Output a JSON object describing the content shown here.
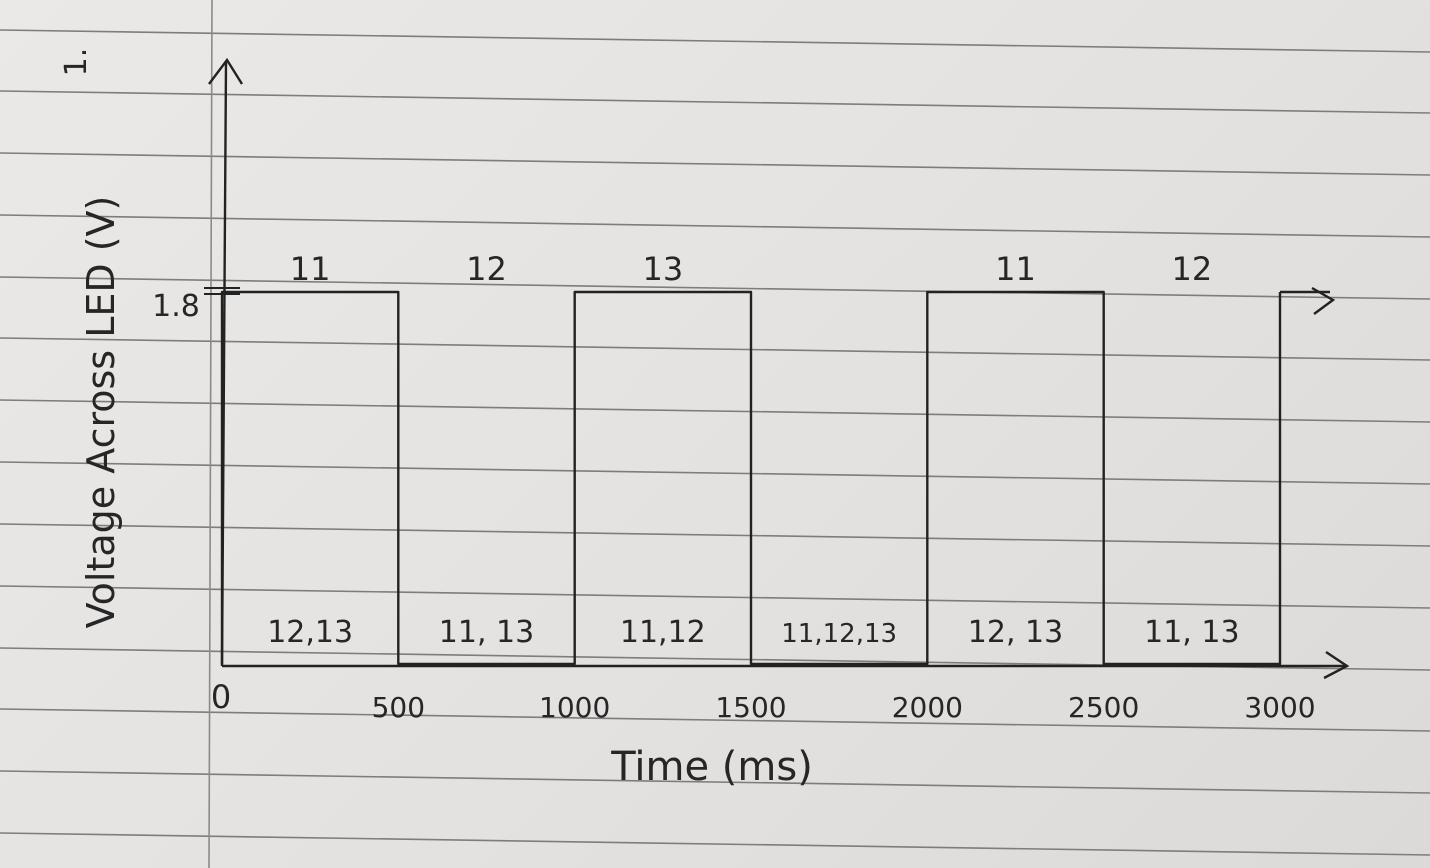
{
  "page": {
    "question_number": "1."
  },
  "chart_data": {
    "type": "line",
    "xlabel": "Time (ms)",
    "ylabel": "Voltage Across LED (V)",
    "origin_label": "0",
    "x_ticks": [
      500,
      1000,
      1500,
      2000,
      2500,
      3000
    ],
    "x_tick_labels": [
      "500",
      "1000",
      "1500",
      "2000",
      "2500",
      "3000"
    ],
    "y_ticks": [
      1.8
    ],
    "y_tick_labels": [
      "1.8"
    ],
    "xlim": [
      0,
      3000
    ],
    "ylim": [
      0,
      1.8
    ],
    "grid": false,
    "series": [
      {
        "x": [
          0,
          0,
          500,
          500,
          1000,
          1000,
          1500,
          1500,
          2000,
          2000,
          2500,
          2500,
          3000,
          3000
        ],
        "y": [
          0,
          1.8,
          1.8,
          0,
          0,
          1.8,
          1.8,
          0,
          0,
          1.8,
          1.8,
          0,
          0,
          1.8
        ]
      }
    ],
    "segments": [
      {
        "start": 0,
        "end": 500,
        "high_label": "11",
        "low_label": "12,13"
      },
      {
        "start": 500,
        "end": 1000,
        "high_label": "12",
        "low_label": "11, 13"
      },
      {
        "start": 1000,
        "end": 1500,
        "high_label": "13",
        "low_label": "11,12"
      },
      {
        "start": 1500,
        "end": 2000,
        "high_label": "",
        "low_label": "11,12,13"
      },
      {
        "start": 2000,
        "end": 2500,
        "high_label": "11",
        "low_label": "12, 13"
      },
      {
        "start": 2500,
        "end": 3000,
        "high_label": "12",
        "low_label": "11, 13"
      }
    ]
  }
}
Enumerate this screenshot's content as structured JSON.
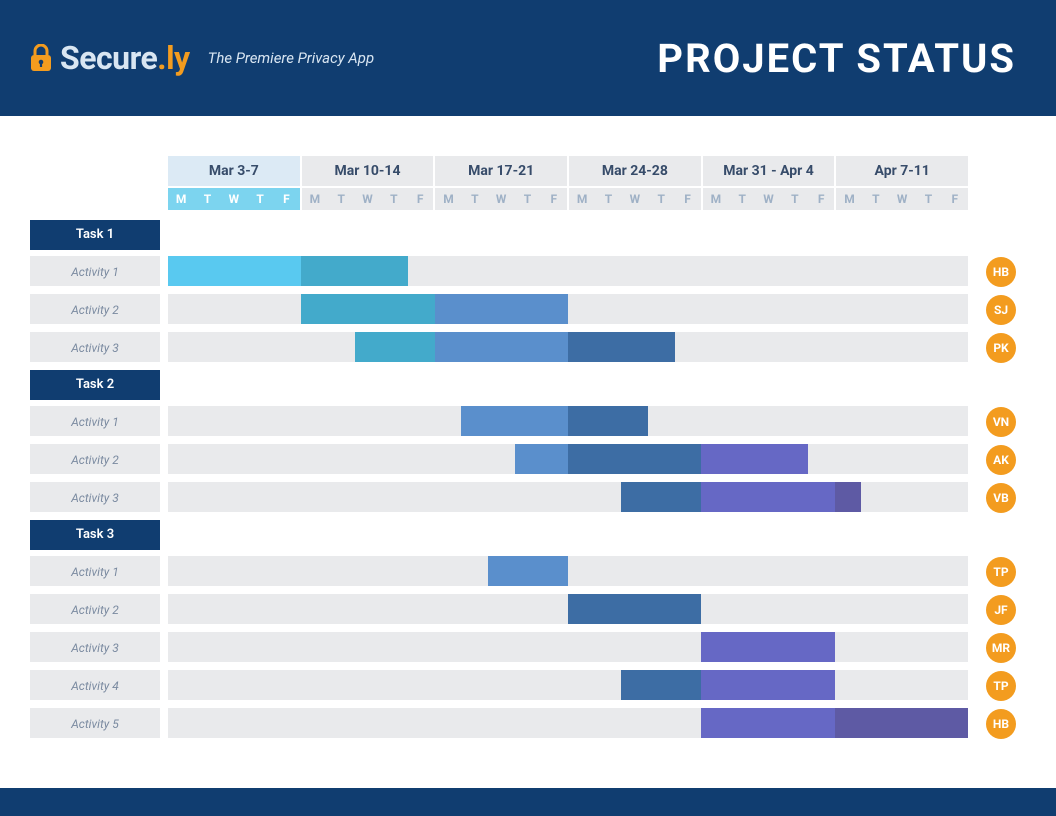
{
  "header": {
    "brand_first": "Secure",
    "brand_dot": ".",
    "brand_second": "ly",
    "tagline": "The Premiere Privacy App",
    "page_title": "PROJECT STATUS"
  },
  "colors": {
    "header_bg": "#103d70",
    "accent_orange": "#f39c1f",
    "row_bg": "#e9eaec",
    "avatar_bg": "#f39c1f"
  },
  "timeline": {
    "total_days": 30,
    "weeks": [
      {
        "label": "Mar 3-7",
        "highlight": true
      },
      {
        "label": "Mar 10-14",
        "highlight": false
      },
      {
        "label": "Mar 17-21",
        "highlight": false
      },
      {
        "label": "Mar 24-28",
        "highlight": false
      },
      {
        "label": "Mar 31 - Apr 4",
        "highlight": false
      },
      {
        "label": "Apr 7-11",
        "highlight": false
      }
    ],
    "day_letters": [
      "M",
      "T",
      "W",
      "T",
      "F"
    ]
  },
  "tasks": [
    {
      "name": "Task 1",
      "activities": [
        {
          "label": "Activity 1",
          "assignee": "HB",
          "bars": [
            {
              "start": 0,
              "span": 5,
              "color": "#59c9f0"
            },
            {
              "start": 5,
              "span": 4,
              "color": "#43aacb"
            }
          ]
        },
        {
          "label": "Activity 2",
          "assignee": "SJ",
          "bars": [
            {
              "start": 5,
              "span": 5,
              "color": "#43aacb"
            },
            {
              "start": 10,
              "span": 5,
              "color": "#5a8fcc"
            }
          ]
        },
        {
          "label": "Activity 3",
          "assignee": "PK",
          "bars": [
            {
              "start": 7,
              "span": 3,
              "color": "#43aacb"
            },
            {
              "start": 10,
              "span": 5,
              "color": "#5a8fcc"
            },
            {
              "start": 15,
              "span": 4,
              "color": "#3d6da4"
            }
          ]
        }
      ]
    },
    {
      "name": "Task 2",
      "activities": [
        {
          "label": "Activity 1",
          "assignee": "VN",
          "bars": [
            {
              "start": 11,
              "span": 4,
              "color": "#5a8fcc"
            },
            {
              "start": 15,
              "span": 3,
              "color": "#3d6da4"
            }
          ]
        },
        {
          "label": "Activity 2",
          "assignee": "AK",
          "bars": [
            {
              "start": 13,
              "span": 2,
              "color": "#5a8fcc"
            },
            {
              "start": 15,
              "span": 5,
              "color": "#3d6da4"
            },
            {
              "start": 20,
              "span": 4,
              "color": "#6668c5"
            }
          ]
        },
        {
          "label": "Activity 3",
          "assignee": "VB",
          "bars": [
            {
              "start": 17,
              "span": 3,
              "color": "#3d6da4"
            },
            {
              "start": 20,
              "span": 5,
              "color": "#6668c5"
            },
            {
              "start": 25,
              "span": 1,
              "color": "#5e5aa4"
            }
          ]
        }
      ]
    },
    {
      "name": "Task 3",
      "activities": [
        {
          "label": "Activity 1",
          "assignee": "TP",
          "bars": [
            {
              "start": 12,
              "span": 3,
              "color": "#5a8fcc"
            }
          ]
        },
        {
          "label": "Activity 2",
          "assignee": "JF",
          "bars": [
            {
              "start": 15,
              "span": 5,
              "color": "#3d6da4"
            }
          ]
        },
        {
          "label": "Activity 3",
          "assignee": "MR",
          "bars": [
            {
              "start": 20,
              "span": 5,
              "color": "#6668c5"
            }
          ]
        },
        {
          "label": "Activity 4",
          "assignee": "TP",
          "bars": [
            {
              "start": 17,
              "span": 3,
              "color": "#3d6da4"
            },
            {
              "start": 20,
              "span": 5,
              "color": "#6668c5"
            }
          ]
        },
        {
          "label": "Activity 5",
          "assignee": "HB",
          "bars": [
            {
              "start": 20,
              "span": 5,
              "color": "#6668c5"
            },
            {
              "start": 25,
              "span": 5,
              "color": "#5e5aa4"
            }
          ]
        }
      ]
    }
  ]
}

• **EXERCISE BRIEF**: Are you able to set down all the lines above exactly, without any pictures?

• **SOLUTION**:
Output a JSON object describing the content shown here.
{
  "page": {
    "question_number": "1."
  },
  "chart_data": {
    "type": "line",
    "xlabel": "Time (ms)",
    "ylabel": "Voltage Across LED (V)",
    "origin_label": "0",
    "x_ticks": [
      500,
      1000,
      1500,
      2000,
      2500,
      3000
    ],
    "x_tick_labels": [
      "500",
      "1000",
      "1500",
      "2000",
      "2500",
      "3000"
    ],
    "y_ticks": [
      1.8
    ],
    "y_tick_labels": [
      "1.8"
    ],
    "xlim": [
      0,
      3000
    ],
    "ylim": [
      0,
      1.8
    ],
    "grid": false,
    "series": [
      {
        "x": [
          0,
          0,
          500,
          500,
          1000,
          1000,
          1500,
          1500,
          2000,
          2000,
          2500,
          2500,
          3000,
          3000
        ],
        "y": [
          0,
          1.8,
          1.8,
          0,
          0,
          1.8,
          1.8,
          0,
          0,
          1.8,
          1.8,
          0,
          0,
          1.8
        ]
      }
    ],
    "segments": [
      {
        "start": 0,
        "end": 500,
        "high_label": "11",
        "low_label": "12,13"
      },
      {
        "start": 500,
        "end": 1000,
        "high_label": "12",
        "low_label": "11, 13"
      },
      {
        "start": 1000,
        "end": 1500,
        "high_label": "13",
        "low_label": "11,12"
      },
      {
        "start": 1500,
        "end": 2000,
        "high_label": "",
        "low_label": "11,12,13"
      },
      {
        "start": 2000,
        "end": 2500,
        "high_label": "11",
        "low_label": "12, 13"
      },
      {
        "start": 2500,
        "end": 3000,
        "high_label": "12",
        "low_label": "11, 13"
      }
    ]
  }
}
Enumerate this screenshot's content as structured JSON.
{
  "header": {
    "brand_first": "Secure",
    "brand_dot": ".",
    "brand_second": "ly",
    "tagline": "The Premiere Privacy App",
    "page_title": "PROJECT STATUS"
  },
  "colors": {
    "header_bg": "#103d70",
    "accent_orange": "#f39c1f",
    "row_bg": "#e9eaec",
    "avatar_bg": "#f39c1f"
  },
  "timeline": {
    "total_days": 30,
    "weeks": [
      {
        "label": "Mar 3-7",
        "highlight": true
      },
      {
        "label": "Mar 10-14",
        "highlight": false
      },
      {
        "label": "Mar 17-21",
        "highlight": false
      },
      {
        "label": "Mar 24-28",
        "highlight": false
      },
      {
        "label": "Mar 31 - Apr 4",
        "highlight": false
      },
      {
        "label": "Apr 7-11",
        "highlight": false
      }
    ],
    "day_letters": [
      "M",
      "T",
      "W",
      "T",
      "F"
    ]
  },
  "tasks": [
    {
      "name": "Task 1",
      "activities": [
        {
          "label": "Activity 1",
          "assignee": "HB",
          "bars": [
            {
              "start": 0,
              "span": 5,
              "color": "#59c9f0"
            },
            {
              "start": 5,
              "span": 4,
              "color": "#43aacb"
            }
          ]
        },
        {
          "label": "Activity 2",
          "assignee": "SJ",
          "bars": [
            {
              "start": 5,
              "span": 5,
              "color": "#43aacb"
            },
            {
              "start": 10,
              "span": 5,
              "color": "#5a8fcc"
            }
          ]
        },
        {
          "label": "Activity 3",
          "assignee": "PK",
          "bars": [
            {
              "start": 7,
              "span": 3,
              "color": "#43aacb"
            },
            {
              "start": 10,
              "span": 5,
              "color": "#5a8fcc"
            },
            {
              "start": 15,
              "span": 4,
              "color": "#3d6da4"
            }
          ]
        }
      ]
    },
    {
      "name": "Task 2",
      "activities": [
        {
          "label": "Activity 1",
          "assignee": "VN",
          "bars": [
            {
              "start": 11,
              "span": 4,
              "color": "#5a8fcc"
            },
            {
              "start": 15,
              "span": 3,
              "color": "#3d6da4"
            }
          ]
        },
        {
          "label": "Activity 2",
          "assignee": "AK",
          "bars": [
            {
              "start": 13,
              "span": 2,
              "color": "#5a8fcc"
            },
            {
              "start": 15,
              "span": 5,
              "color": "#3d6da4"
            },
            {
              "start": 20,
              "span": 4,
              "color": "#6668c5"
            }
          ]
        },
        {
          "label": "Activity 3",
          "assignee": "VB",
          "bars": [
            {
              "start": 17,
              "span": 3,
              "color": "#3d6da4"
            },
            {
              "start": 20,
              "span": 5,
              "color": "#6668c5"
            },
            {
              "start": 25,
              "span": 1,
              "color": "#5e5aa4"
            }
          ]
        }
      ]
    },
    {
      "name": "Task 3",
      "activities": [
        {
          "label": "Activity 1",
          "assignee": "TP",
          "bars": [
            {
              "start": 12,
              "span": 3,
              "color": "#5a8fcc"
            }
          ]
        },
        {
          "label": "Activity 2",
          "assignee": "JF",
          "bars": [
            {
              "start": 15,
              "span": 5,
              "color": "#3d6da4"
            }
          ]
        },
        {
          "label": "Activity 3",
          "assignee": "MR",
          "bars": [
            {
              "start": 20,
              "span": 5,
              "color": "#6668c5"
            }
          ]
        },
        {
          "label": "Activity 4",
          "assignee": "TP",
          "bars": [
            {
              "start": 17,
              "span": 3,
              "color": "#3d6da4"
            },
            {
              "start": 20,
              "span": 5,
              "color": "#6668c5"
            }
          ]
        },
        {
          "label": "Activity 5",
          "assignee": "HB",
          "bars": [
            {
              "start": 20,
              "span": 5,
              "color": "#6668c5"
            },
            {
              "start": 25,
              "span": 5,
              "color": "#5e5aa4"
            }
          ]
        }
      ]
    }
  ]
}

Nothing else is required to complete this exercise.